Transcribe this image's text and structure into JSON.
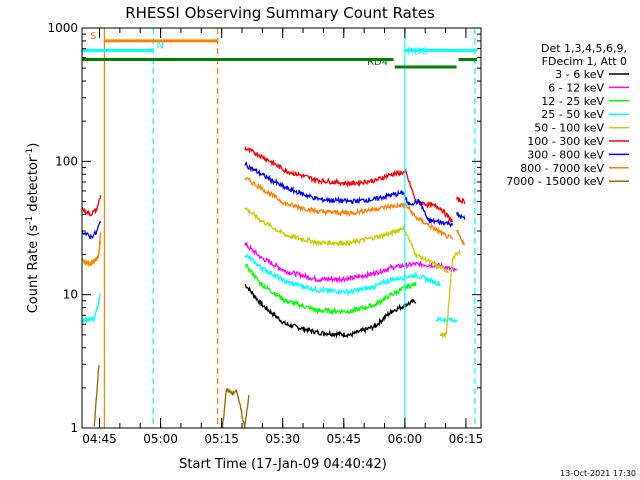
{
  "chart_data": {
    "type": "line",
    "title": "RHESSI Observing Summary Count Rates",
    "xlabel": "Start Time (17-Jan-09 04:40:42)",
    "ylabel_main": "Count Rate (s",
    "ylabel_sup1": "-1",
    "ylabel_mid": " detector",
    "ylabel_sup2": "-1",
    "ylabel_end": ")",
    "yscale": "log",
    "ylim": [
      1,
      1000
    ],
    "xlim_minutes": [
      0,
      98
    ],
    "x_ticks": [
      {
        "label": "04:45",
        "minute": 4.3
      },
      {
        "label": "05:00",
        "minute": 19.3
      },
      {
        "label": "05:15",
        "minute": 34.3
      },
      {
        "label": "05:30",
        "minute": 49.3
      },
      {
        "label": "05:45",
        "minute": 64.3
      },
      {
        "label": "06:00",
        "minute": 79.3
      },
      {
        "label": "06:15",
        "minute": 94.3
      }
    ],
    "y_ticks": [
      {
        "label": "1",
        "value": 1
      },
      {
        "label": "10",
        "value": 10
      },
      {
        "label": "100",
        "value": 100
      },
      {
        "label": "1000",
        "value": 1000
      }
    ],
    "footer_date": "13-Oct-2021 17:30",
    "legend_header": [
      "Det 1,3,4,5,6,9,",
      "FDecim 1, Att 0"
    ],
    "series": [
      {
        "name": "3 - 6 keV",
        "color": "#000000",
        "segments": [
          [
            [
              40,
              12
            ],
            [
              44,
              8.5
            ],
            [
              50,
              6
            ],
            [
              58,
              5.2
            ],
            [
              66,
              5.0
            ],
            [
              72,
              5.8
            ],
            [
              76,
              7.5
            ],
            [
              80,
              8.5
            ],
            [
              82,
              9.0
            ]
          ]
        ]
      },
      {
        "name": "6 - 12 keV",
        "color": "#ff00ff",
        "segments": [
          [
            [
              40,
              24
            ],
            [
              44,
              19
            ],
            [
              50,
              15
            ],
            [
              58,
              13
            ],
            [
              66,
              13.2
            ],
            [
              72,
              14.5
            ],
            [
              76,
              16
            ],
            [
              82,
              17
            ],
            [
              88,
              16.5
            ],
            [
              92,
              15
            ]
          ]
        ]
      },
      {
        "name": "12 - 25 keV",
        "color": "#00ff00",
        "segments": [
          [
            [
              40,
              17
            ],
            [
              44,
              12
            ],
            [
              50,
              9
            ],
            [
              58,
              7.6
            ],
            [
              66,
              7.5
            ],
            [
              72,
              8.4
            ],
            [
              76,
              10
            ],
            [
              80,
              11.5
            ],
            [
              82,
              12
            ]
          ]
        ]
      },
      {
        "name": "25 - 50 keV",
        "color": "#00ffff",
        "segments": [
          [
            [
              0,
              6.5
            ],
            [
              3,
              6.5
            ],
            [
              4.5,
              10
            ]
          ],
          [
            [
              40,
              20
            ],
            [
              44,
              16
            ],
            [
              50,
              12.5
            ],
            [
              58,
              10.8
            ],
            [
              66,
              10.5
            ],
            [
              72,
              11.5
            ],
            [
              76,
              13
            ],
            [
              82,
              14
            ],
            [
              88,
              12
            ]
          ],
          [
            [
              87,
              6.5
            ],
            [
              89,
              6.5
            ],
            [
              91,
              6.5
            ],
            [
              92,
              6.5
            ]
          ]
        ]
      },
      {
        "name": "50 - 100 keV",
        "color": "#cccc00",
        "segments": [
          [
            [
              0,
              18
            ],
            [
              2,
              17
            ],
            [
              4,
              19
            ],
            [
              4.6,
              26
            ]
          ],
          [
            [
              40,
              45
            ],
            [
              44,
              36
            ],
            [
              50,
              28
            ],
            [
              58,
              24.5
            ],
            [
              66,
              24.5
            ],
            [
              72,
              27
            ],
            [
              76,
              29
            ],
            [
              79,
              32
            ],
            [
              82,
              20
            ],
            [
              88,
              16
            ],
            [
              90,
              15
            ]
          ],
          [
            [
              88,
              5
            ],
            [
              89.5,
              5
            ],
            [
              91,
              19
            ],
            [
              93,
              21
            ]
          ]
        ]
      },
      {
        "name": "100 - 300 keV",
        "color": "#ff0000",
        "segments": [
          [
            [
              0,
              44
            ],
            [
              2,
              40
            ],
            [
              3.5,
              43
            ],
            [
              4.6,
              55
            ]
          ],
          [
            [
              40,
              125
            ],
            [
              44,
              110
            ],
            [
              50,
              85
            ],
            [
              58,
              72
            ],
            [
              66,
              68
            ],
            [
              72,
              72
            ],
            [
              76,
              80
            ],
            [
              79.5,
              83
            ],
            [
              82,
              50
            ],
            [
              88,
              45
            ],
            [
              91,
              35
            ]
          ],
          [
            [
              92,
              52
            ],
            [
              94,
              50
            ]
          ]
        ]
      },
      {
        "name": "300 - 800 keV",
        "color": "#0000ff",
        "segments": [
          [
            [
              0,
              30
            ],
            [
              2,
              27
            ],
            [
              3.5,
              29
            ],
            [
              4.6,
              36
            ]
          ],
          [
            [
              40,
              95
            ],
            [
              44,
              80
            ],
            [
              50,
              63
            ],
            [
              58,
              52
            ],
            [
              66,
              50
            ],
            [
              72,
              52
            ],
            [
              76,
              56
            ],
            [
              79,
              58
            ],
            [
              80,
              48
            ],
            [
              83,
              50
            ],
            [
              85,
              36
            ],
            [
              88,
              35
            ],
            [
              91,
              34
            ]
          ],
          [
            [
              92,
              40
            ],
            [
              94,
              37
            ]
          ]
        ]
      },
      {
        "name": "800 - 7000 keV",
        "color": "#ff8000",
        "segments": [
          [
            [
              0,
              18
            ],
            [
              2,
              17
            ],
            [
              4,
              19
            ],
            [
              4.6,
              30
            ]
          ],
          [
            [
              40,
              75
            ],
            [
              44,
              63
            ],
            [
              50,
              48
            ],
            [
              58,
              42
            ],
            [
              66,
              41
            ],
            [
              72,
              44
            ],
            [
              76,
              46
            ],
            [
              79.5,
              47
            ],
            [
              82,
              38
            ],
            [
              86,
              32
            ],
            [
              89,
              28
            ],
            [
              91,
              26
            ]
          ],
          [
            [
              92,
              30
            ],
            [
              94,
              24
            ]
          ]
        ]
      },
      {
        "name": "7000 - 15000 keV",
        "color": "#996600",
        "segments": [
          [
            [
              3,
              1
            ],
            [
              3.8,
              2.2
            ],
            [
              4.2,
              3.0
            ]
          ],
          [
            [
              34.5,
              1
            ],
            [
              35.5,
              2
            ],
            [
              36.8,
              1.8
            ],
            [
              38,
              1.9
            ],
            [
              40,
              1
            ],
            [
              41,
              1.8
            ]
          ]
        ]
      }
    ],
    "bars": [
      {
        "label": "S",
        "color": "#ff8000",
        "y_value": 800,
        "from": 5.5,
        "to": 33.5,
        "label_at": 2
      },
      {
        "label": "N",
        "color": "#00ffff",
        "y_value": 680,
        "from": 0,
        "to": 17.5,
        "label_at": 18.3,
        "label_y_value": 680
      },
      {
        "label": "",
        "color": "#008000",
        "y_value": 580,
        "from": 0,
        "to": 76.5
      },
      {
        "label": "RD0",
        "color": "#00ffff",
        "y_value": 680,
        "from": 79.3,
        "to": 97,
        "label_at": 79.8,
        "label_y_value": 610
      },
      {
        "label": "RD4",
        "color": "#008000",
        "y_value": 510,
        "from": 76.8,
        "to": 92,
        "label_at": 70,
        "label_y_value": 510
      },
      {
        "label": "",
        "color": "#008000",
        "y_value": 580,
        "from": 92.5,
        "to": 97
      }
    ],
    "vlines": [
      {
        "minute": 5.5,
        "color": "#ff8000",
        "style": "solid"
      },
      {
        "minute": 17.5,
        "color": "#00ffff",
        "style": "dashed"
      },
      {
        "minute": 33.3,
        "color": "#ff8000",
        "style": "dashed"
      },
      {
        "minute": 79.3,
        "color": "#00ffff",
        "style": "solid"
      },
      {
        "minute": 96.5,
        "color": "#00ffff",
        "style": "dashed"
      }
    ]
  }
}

__________________________________________________

## Objective
Give the number of lines above that hold the word "from", and nothing more.

## Result
6